_Job_:
From the listing that follows, extract every line and set it down unaltered.

_Supplied information_:
- - - -
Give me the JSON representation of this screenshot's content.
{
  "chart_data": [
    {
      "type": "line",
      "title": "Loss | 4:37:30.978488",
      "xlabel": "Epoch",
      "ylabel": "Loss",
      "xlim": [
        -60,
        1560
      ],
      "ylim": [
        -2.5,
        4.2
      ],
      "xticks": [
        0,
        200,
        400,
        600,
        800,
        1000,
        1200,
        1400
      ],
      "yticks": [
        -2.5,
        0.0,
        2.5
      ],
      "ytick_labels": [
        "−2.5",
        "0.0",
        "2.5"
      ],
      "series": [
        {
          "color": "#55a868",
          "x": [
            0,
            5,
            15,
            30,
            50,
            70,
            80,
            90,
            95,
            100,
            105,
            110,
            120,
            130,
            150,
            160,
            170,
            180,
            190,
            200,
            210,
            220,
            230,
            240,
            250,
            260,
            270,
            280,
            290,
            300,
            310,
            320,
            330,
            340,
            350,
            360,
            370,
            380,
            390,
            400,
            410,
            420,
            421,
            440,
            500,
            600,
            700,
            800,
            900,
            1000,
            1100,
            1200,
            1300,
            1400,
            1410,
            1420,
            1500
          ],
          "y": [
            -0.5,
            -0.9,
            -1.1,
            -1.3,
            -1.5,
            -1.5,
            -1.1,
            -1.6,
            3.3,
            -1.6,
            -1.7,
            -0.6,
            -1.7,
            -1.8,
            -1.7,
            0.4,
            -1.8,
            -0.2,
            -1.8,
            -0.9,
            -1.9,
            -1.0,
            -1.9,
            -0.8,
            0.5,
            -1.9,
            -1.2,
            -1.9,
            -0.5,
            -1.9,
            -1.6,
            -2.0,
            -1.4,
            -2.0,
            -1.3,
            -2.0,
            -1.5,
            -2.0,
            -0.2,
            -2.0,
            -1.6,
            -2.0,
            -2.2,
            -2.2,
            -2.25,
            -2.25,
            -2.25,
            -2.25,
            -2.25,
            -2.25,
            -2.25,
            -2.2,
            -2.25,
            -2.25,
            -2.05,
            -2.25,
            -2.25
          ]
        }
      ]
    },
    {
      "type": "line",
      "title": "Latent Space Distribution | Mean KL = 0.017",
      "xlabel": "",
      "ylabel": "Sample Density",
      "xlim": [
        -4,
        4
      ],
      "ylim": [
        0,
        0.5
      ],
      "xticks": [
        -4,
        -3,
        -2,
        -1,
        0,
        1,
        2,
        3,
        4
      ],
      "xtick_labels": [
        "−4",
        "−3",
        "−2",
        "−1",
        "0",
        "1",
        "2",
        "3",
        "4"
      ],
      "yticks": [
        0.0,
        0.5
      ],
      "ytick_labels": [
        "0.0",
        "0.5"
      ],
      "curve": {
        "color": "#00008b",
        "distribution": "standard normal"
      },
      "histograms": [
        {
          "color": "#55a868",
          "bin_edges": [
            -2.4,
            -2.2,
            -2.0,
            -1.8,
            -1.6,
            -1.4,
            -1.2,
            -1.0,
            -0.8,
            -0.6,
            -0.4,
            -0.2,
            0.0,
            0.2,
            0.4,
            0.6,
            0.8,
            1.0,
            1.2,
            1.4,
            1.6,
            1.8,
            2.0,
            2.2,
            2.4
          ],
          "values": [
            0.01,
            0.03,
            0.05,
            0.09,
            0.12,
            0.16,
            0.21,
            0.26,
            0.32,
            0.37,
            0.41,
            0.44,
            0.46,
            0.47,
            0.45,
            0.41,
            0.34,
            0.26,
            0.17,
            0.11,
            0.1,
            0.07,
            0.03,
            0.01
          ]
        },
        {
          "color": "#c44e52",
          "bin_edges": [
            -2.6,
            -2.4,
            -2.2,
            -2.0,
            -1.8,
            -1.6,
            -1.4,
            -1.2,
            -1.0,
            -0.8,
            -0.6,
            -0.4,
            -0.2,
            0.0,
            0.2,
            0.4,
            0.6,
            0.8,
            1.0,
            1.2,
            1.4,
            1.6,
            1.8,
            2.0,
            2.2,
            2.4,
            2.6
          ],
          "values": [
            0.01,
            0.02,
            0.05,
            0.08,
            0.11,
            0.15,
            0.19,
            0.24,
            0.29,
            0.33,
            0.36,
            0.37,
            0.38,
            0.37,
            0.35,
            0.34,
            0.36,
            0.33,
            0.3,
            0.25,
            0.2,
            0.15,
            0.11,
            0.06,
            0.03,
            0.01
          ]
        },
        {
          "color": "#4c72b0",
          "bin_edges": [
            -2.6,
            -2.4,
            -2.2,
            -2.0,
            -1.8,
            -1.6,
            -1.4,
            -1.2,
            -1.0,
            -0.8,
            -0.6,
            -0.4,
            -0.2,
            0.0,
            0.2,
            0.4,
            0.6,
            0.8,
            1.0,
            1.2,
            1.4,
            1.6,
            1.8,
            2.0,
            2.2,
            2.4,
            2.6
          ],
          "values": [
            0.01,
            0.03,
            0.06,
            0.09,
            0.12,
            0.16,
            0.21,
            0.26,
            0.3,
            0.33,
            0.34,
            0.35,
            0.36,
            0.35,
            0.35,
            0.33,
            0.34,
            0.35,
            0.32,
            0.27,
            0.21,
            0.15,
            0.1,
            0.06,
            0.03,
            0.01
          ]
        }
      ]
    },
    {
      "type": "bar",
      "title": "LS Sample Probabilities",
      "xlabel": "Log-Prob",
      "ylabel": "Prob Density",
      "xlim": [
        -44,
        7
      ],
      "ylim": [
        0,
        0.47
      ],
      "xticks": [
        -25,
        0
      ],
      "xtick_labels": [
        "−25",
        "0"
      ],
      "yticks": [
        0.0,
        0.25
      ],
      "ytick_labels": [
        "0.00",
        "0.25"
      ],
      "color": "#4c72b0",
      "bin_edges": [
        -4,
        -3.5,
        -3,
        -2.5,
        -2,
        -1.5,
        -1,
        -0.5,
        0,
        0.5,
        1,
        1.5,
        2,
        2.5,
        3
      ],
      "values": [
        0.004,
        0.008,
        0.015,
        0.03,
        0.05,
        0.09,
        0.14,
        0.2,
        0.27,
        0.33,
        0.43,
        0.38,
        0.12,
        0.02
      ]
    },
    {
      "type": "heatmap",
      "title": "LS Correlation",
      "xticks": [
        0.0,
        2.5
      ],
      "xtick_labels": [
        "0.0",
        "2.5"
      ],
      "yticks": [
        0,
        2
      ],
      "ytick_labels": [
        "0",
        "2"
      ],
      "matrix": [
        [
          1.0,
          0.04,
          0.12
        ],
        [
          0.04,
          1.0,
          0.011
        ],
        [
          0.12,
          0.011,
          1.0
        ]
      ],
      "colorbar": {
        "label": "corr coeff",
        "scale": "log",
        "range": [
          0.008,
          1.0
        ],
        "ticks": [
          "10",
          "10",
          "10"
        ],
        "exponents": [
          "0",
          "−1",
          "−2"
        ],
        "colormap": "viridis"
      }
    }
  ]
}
- - - -
_Solution to the problem_:
Give me the JSON representation of this screenshot's content.
{
  "chart_data": [
    {
      "type": "line",
      "title": "Loss | 4:37:30.978488",
      "xlabel": "Epoch",
      "ylabel": "Loss",
      "xlim": [
        -60,
        1560
      ],
      "ylim": [
        -2.5,
        4.2
      ],
      "xticks": [
        0,
        200,
        400,
        600,
        800,
        1000,
        1200,
        1400
      ],
      "yticks": [
        -2.5,
        0.0,
        2.5
      ],
      "ytick_labels": [
        "−2.5",
        "0.0",
        "2.5"
      ],
      "series": [
        {
          "color": "#55a868",
          "x": [
            0,
            5,
            15,
            30,
            50,
            70,
            80,
            90,
            95,
            100,
            105,
            110,
            120,
            130,
            150,
            160,
            170,
            180,
            190,
            200,
            210,
            220,
            230,
            240,
            250,
            260,
            270,
            280,
            290,
            300,
            310,
            320,
            330,
            340,
            350,
            360,
            370,
            380,
            390,
            400,
            410,
            420,
            421,
            440,
            500,
            600,
            700,
            800,
            900,
            1000,
            1100,
            1200,
            1300,
            1400,
            1410,
            1420,
            1500
          ],
          "y": [
            -0.5,
            -0.9,
            -1.1,
            -1.3,
            -1.5,
            -1.5,
            -1.1,
            -1.6,
            3.3,
            -1.6,
            -1.7,
            -0.6,
            -1.7,
            -1.8,
            -1.7,
            0.4,
            -1.8,
            -0.2,
            -1.8,
            -0.9,
            -1.9,
            -1.0,
            -1.9,
            -0.8,
            0.5,
            -1.9,
            -1.2,
            -1.9,
            -0.5,
            -1.9,
            -1.6,
            -2.0,
            -1.4,
            -2.0,
            -1.3,
            -2.0,
            -1.5,
            -2.0,
            -0.2,
            -2.0,
            -1.6,
            -2.0,
            -2.2,
            -2.2,
            -2.25,
            -2.25,
            -2.25,
            -2.25,
            -2.25,
            -2.25,
            -2.25,
            -2.2,
            -2.25,
            -2.25,
            -2.05,
            -2.25,
            -2.25
          ]
        }
      ]
    },
    {
      "type": "line",
      "title": "Latent Space Distribution | Mean KL = 0.017",
      "xlabel": "",
      "ylabel": "Sample Density",
      "xlim": [
        -4,
        4
      ],
      "ylim": [
        0,
        0.5
      ],
      "xticks": [
        -4,
        -3,
        -2,
        -1,
        0,
        1,
        2,
        3,
        4
      ],
      "xtick_labels": [
        "−4",
        "−3",
        "−2",
        "−1",
        "0",
        "1",
        "2",
        "3",
        "4"
      ],
      "yticks": [
        0.0,
        0.5
      ],
      "ytick_labels": [
        "0.0",
        "0.5"
      ],
      "curve": {
        "color": "#00008b",
        "distribution": "standard normal"
      },
      "histograms": [
        {
          "color": "#55a868",
          "bin_edges": [
            -2.4,
            -2.2,
            -2.0,
            -1.8,
            -1.6,
            -1.4,
            -1.2,
            -1.0,
            -0.8,
            -0.6,
            -0.4,
            -0.2,
            0.0,
            0.2,
            0.4,
            0.6,
            0.8,
            1.0,
            1.2,
            1.4,
            1.6,
            1.8,
            2.0,
            2.2,
            2.4
          ],
          "values": [
            0.01,
            0.03,
            0.05,
            0.09,
            0.12,
            0.16,
            0.21,
            0.26,
            0.32,
            0.37,
            0.41,
            0.44,
            0.46,
            0.47,
            0.45,
            0.41,
            0.34,
            0.26,
            0.17,
            0.11,
            0.1,
            0.07,
            0.03,
            0.01
          ]
        },
        {
          "color": "#c44e52",
          "bin_edges": [
            -2.6,
            -2.4,
            -2.2,
            -2.0,
            -1.8,
            -1.6,
            -1.4,
            -1.2,
            -1.0,
            -0.8,
            -0.6,
            -0.4,
            -0.2,
            0.0,
            0.2,
            0.4,
            0.6,
            0.8,
            1.0,
            1.2,
            1.4,
            1.6,
            1.8,
            2.0,
            2.2,
            2.4,
            2.6
          ],
          "values": [
            0.01,
            0.02,
            0.05,
            0.08,
            0.11,
            0.15,
            0.19,
            0.24,
            0.29,
            0.33,
            0.36,
            0.37,
            0.38,
            0.37,
            0.35,
            0.34,
            0.36,
            0.33,
            0.3,
            0.25,
            0.2,
            0.15,
            0.11,
            0.06,
            0.03,
            0.01
          ]
        },
        {
          "color": "#4c72b0",
          "bin_edges": [
            -2.6,
            -2.4,
            -2.2,
            -2.0,
            -1.8,
            -1.6,
            -1.4,
            -1.2,
            -1.0,
            -0.8,
            -0.6,
            -0.4,
            -0.2,
            0.0,
            0.2,
            0.4,
            0.6,
            0.8,
            1.0,
            1.2,
            1.4,
            1.6,
            1.8,
            2.0,
            2.2,
            2.4,
            2.6
          ],
          "values": [
            0.01,
            0.03,
            0.06,
            0.09,
            0.12,
            0.16,
            0.21,
            0.26,
            0.3,
            0.33,
            0.34,
            0.35,
            0.36,
            0.35,
            0.35,
            0.33,
            0.34,
            0.35,
            0.32,
            0.27,
            0.21,
            0.15,
            0.1,
            0.06,
            0.03,
            0.01
          ]
        }
      ]
    },
    {
      "type": "bar",
      "title": "LS Sample Probabilities",
      "xlabel": "Log-Prob",
      "ylabel": "Prob Density",
      "xlim": [
        -44,
        7
      ],
      "ylim": [
        0,
        0.47
      ],
      "xticks": [
        -25,
        0
      ],
      "xtick_labels": [
        "−25",
        "0"
      ],
      "yticks": [
        0.0,
        0.25
      ],
      "ytick_labels": [
        "0.00",
        "0.25"
      ],
      "color": "#4c72b0",
      "bin_edges": [
        -4,
        -3.5,
        -3,
        -2.5,
        -2,
        -1.5,
        -1,
        -0.5,
        0,
        0.5,
        1,
        1.5,
        2,
        2.5,
        3
      ],
      "values": [
        0.004,
        0.008,
        0.015,
        0.03,
        0.05,
        0.09,
        0.14,
        0.2,
        0.27,
        0.33,
        0.43,
        0.38,
        0.12,
        0.02
      ]
    },
    {
      "type": "heatmap",
      "title": "LS Correlation",
      "xticks": [
        0.0,
        2.5
      ],
      "xtick_labels": [
        "0.0",
        "2.5"
      ],
      "yticks": [
        0,
        2
      ],
      "ytick_labels": [
        "0",
        "2"
      ],
      "matrix": [
        [
          1.0,
          0.04,
          0.12
        ],
        [
          0.04,
          1.0,
          0.011
        ],
        [
          0.12,
          0.011,
          1.0
        ]
      ],
      "colorbar": {
        "label": "corr coeff",
        "scale": "log",
        "range": [
          0.008,
          1.0
        ],
        "ticks": [
          "10",
          "10",
          "10"
        ],
        "exponents": [
          "0",
          "−1",
          "−2"
        ],
        "colormap": "viridis"
      }
    }
  ]
}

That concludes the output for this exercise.